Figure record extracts
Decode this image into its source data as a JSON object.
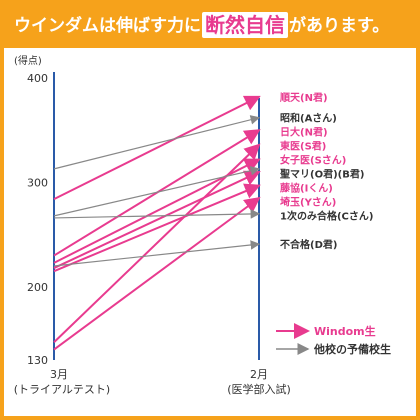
{
  "header": {
    "title_pre": "ウインダムは伸ばす力に",
    "title_highlight": "断然自信",
    "title_post": "があります。",
    "bg_color": "#f6a21b",
    "highlight_color": "#e83b8f"
  },
  "chart_data": {
    "type": "line",
    "title": "ウインダムは伸ばす力に断然自信があります。",
    "ylabel": "(得点)",
    "ylim": [
      130,
      400
    ],
    "yticks": [
      130,
      200,
      300,
      400
    ],
    "xlabel": "",
    "x": [
      "3月",
      "2月"
    ],
    "x_sub": [
      "(トライアルテスト)",
      "(医学部入試)"
    ],
    "grid": false,
    "legend_placement": "bottom-right",
    "legend": [
      {
        "label": "Windom生",
        "color": "#e83b8f"
      },
      {
        "label": "他校の予備校生",
        "color": "#888888"
      }
    ],
    "series": [
      {
        "name": "順天(N君)",
        "group": "windom",
        "values": [
          284,
          382
        ]
      },
      {
        "name": "昭和(Aさん)",
        "group": "other",
        "values": [
          313,
          362
        ]
      },
      {
        "name": "日大(N君)",
        "group": "windom",
        "values": [
          230,
          350
        ]
      },
      {
        "name": "東医(S君)",
        "group": "windom",
        "values": [
          147,
          336
        ]
      },
      {
        "name": "女子医(Sさん)",
        "group": "windom",
        "values": [
          223,
          322
        ]
      },
      {
        "name": "聖マリ(O君)(B君)",
        "group": "windom",
        "values": [
          218,
          310
        ]
      },
      {
        "name": "聖マリ(O君)(B君)",
        "group": "other",
        "values": [
          268,
          313
        ]
      },
      {
        "name": "藤協(Iくん)",
        "group": "windom",
        "values": [
          215,
          297
        ]
      },
      {
        "name": "埼玉(Yさん)",
        "group": "windom",
        "values": [
          140,
          285
        ]
      },
      {
        "name": "1次のみ合格(Cさん)",
        "group": "other",
        "values": [
          266,
          270
        ]
      },
      {
        "name": "不合格(D君)",
        "group": "other",
        "values": [
          220,
          241
        ]
      }
    ]
  }
}
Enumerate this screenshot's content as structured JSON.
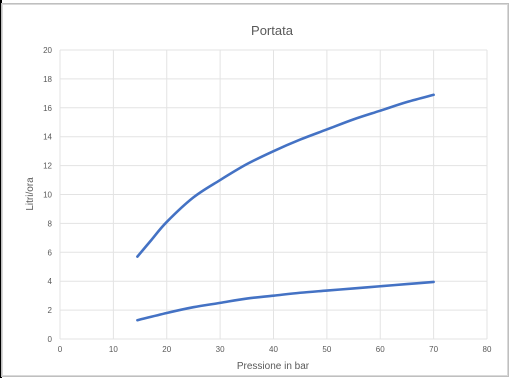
{
  "chart_data": {
    "type": "line",
    "title": "Portata",
    "xlabel": "Pressione in bar",
    "ylabel": "Litri/ora",
    "xlim": [
      0,
      80
    ],
    "ylim": [
      0,
      20
    ],
    "xticks": [
      0,
      10,
      20,
      30,
      40,
      50,
      60,
      70,
      80
    ],
    "yticks": [
      0,
      2,
      4,
      6,
      8,
      10,
      12,
      14,
      16,
      18,
      20
    ],
    "grid": true,
    "legend": "none",
    "series": [
      {
        "color": "#4472c4",
        "x": [
          14.5,
          17,
          20,
          25,
          30,
          35,
          40,
          45,
          50,
          55,
          60,
          65,
          70
        ],
        "y": [
          5.7,
          6.8,
          8.1,
          9.8,
          11.0,
          12.1,
          13.0,
          13.8,
          14.5,
          15.2,
          15.8,
          16.4,
          16.9
        ]
      },
      {
        "color": "#4472c4",
        "x": [
          14.5,
          20,
          25,
          30,
          35,
          40,
          45,
          50,
          55,
          60,
          65,
          70
        ],
        "y": [
          1.3,
          1.8,
          2.2,
          2.5,
          2.8,
          3.0,
          3.2,
          3.35,
          3.5,
          3.65,
          3.8,
          3.95
        ]
      }
    ]
  }
}
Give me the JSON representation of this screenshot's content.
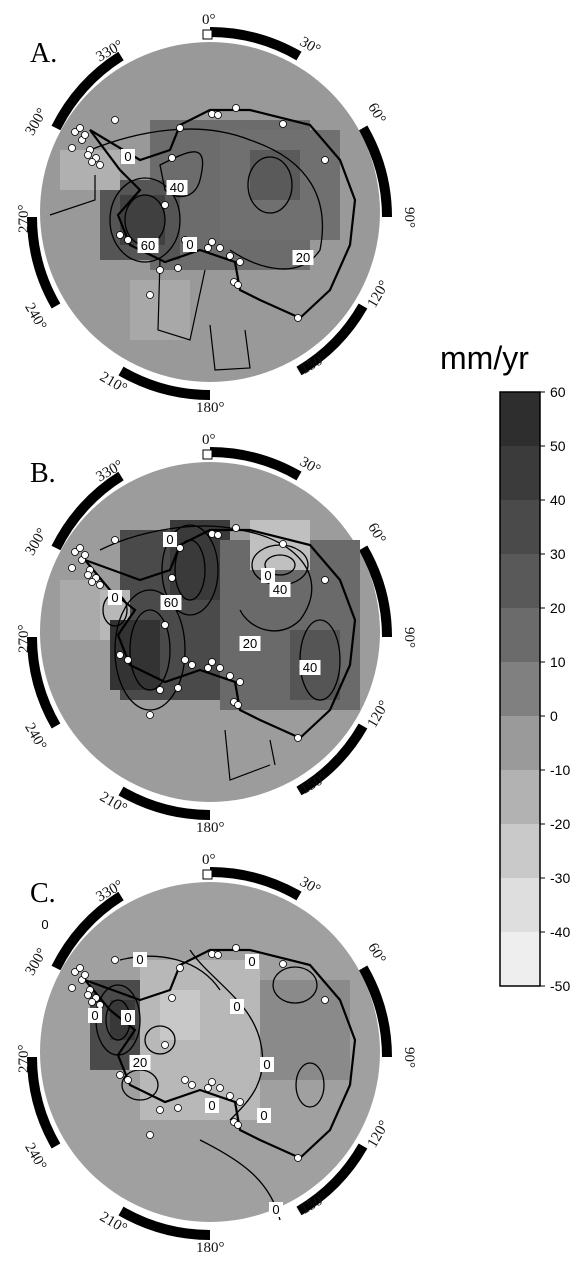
{
  "panels": [
    {
      "label": "A.",
      "contour_labels": [
        "0",
        "40",
        "60",
        "0",
        "20"
      ],
      "dots": 34
    },
    {
      "label": "B.",
      "contour_labels": [
        "0",
        "0",
        "60",
        "40",
        "20",
        "40",
        "0"
      ],
      "dots": 34
    },
    {
      "label": "C.",
      "contour_labels": [
        "0",
        "0",
        "0",
        "0",
        "0",
        "0",
        "20",
        "0",
        "0",
        "0",
        "0"
      ],
      "dots": 34
    }
  ],
  "longitude_labels": {
    "l0": "0°",
    "l30": "30°",
    "l60": "60°",
    "l90": "90°",
    "l120": "120°",
    "l150": "150°",
    "l180": "180°",
    "l210": "210°",
    "l240": "240°",
    "l270": "270°",
    "l300": "300°",
    "l330": "330°"
  },
  "legend": {
    "title": "mm/yr",
    "ticks": [
      "60",
      "50",
      "40",
      "30",
      "20",
      "10",
      "0",
      "-10",
      "-20",
      "-30",
      "-40",
      "-50"
    ],
    "colors": [
      "#2e2e2e",
      "#3b3b3b",
      "#4a4a4a",
      "#595959",
      "#6b6b6b",
      "#808080",
      "#9a9a9a",
      "#b2b2b2",
      "#c9c9c9",
      "#dedede",
      "#eeeeee",
      "#ffffff"
    ]
  }
}
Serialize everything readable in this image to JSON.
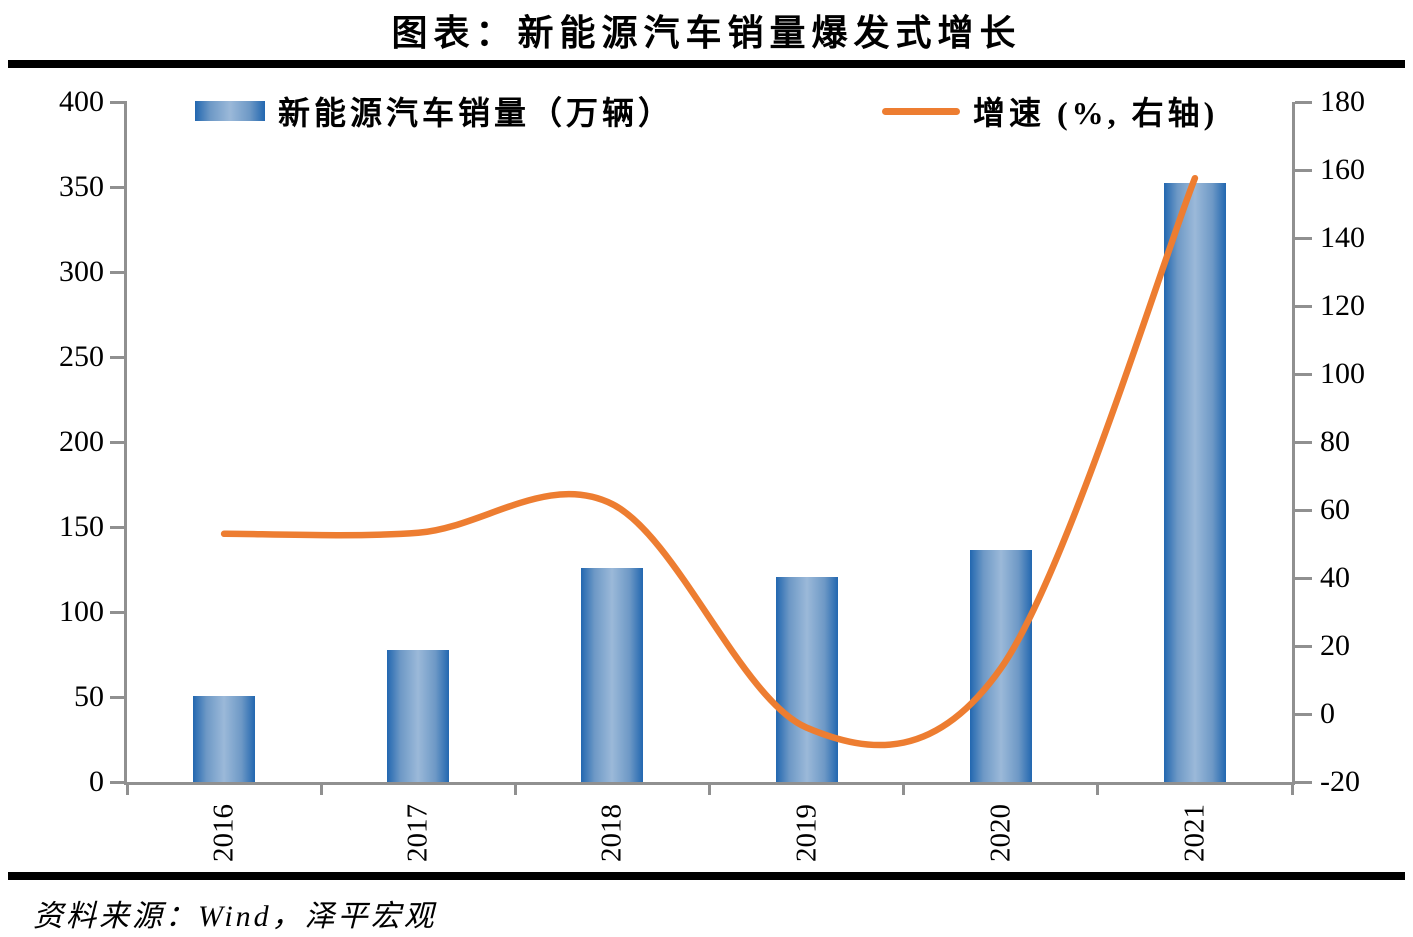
{
  "title": "图表：新能源汽车销量爆发式增长",
  "source": "资料来源：Wind，泽平宏观",
  "legend": {
    "bar_label": "新能源汽车销量（万辆）",
    "line_label": "增速 (%, 右轴)"
  },
  "colors": {
    "bar_edge": "#2267B0",
    "bar_mid": "#9BB9D9",
    "line": "#ED7D31",
    "axis_gray": "#909090",
    "rule_black": "#000000"
  },
  "chart_data": {
    "type": "bar",
    "subtype": "bar+line combo, dual axis",
    "title": "图表：新能源汽车销量爆发式增长",
    "categories": [
      "2016",
      "2017",
      "2018",
      "2019",
      "2020",
      "2021"
    ],
    "series": [
      {
        "name": "新能源汽车销量（万辆）",
        "type": "bar",
        "axis": "left",
        "values": [
          50.7,
          77.7,
          125.6,
          120.6,
          136.7,
          352.1
        ]
      },
      {
        "name": "增速 (%, 右轴)",
        "type": "line",
        "axis": "right",
        "smooth": true,
        "values": [
          53.0,
          53.3,
          61.7,
          -4.0,
          13.4,
          157.6
        ]
      }
    ],
    "left_axis": {
      "min": 0,
      "max": 400,
      "step": 50,
      "ticks": [
        "400",
        "350",
        "300",
        "250",
        "200",
        "150",
        "100",
        "50",
        "0"
      ]
    },
    "right_axis": {
      "min": -20,
      "max": 180,
      "step": 20,
      "ticks": [
        "180",
        "160",
        "140",
        "120",
        "100",
        "80",
        "60",
        "40",
        "20",
        "0",
        "-20"
      ]
    },
    "grid": false,
    "legend_position": "top"
  }
}
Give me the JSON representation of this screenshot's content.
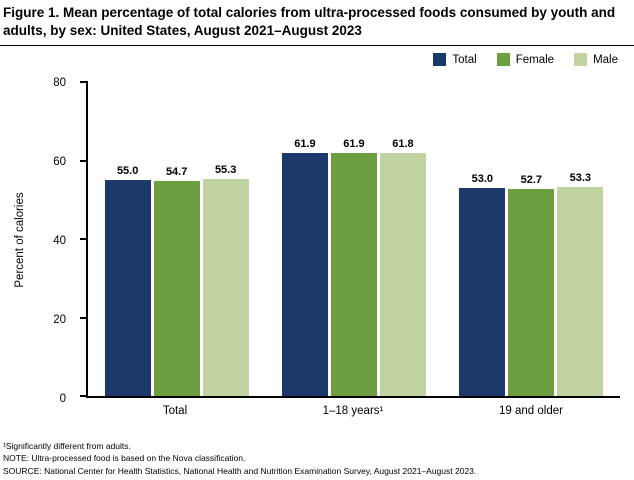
{
  "title": "Figure 1. Mean percentage of total calories from ultra-processed foods consumed by youth and adults, by sex: United States, August 2021–August 2023",
  "chart_data": {
    "type": "bar",
    "title": "Mean percentage of total calories from ultra-processed foods consumed by youth and adults, by sex: United States, August 2021–August 2023",
    "categories": [
      "Total",
      "1–18 years¹",
      "19 and older"
    ],
    "series": [
      {
        "name": "Total",
        "color": "#1b3a6b",
        "values": [
          55.0,
          61.9,
          53.0
        ]
      },
      {
        "name": "Female",
        "color": "#6d9e40",
        "values": [
          54.7,
          61.9,
          52.7
        ]
      },
      {
        "name": "Male",
        "color": "#c1d3a0",
        "values": [
          55.3,
          61.8,
          53.3
        ]
      }
    ],
    "xlabel": "",
    "ylabel": "Percent of calories",
    "ylim": [
      0,
      80
    ],
    "yticks": [
      0,
      20,
      40,
      60,
      80
    ],
    "grid": false,
    "legend_position": "top-right",
    "value_labels_decimals": 1
  },
  "footnotes": [
    "¹Significantly different from adults.",
    "NOTE: Ultra-processed food is based on the Nova classification.",
    "SOURCE: National Center for Health Statistics, National Health and Nutrition Examination Survey, August 2021–August 2023."
  ]
}
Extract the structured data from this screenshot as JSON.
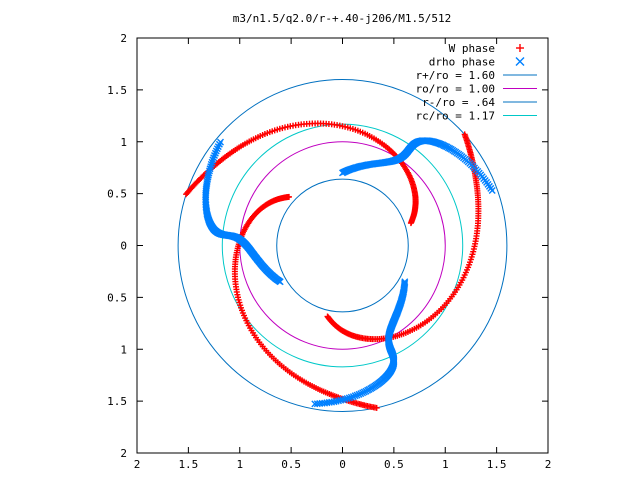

> _THE PROBLEM_
In the material above, find the lines that contain "ylabel" and show them.

> _RESPONSE TO THIS EXERCISE_
    "ylabel": "(得点)",
    "ylabel": "Litri/ora",
    "ylabel": "Percent of calories",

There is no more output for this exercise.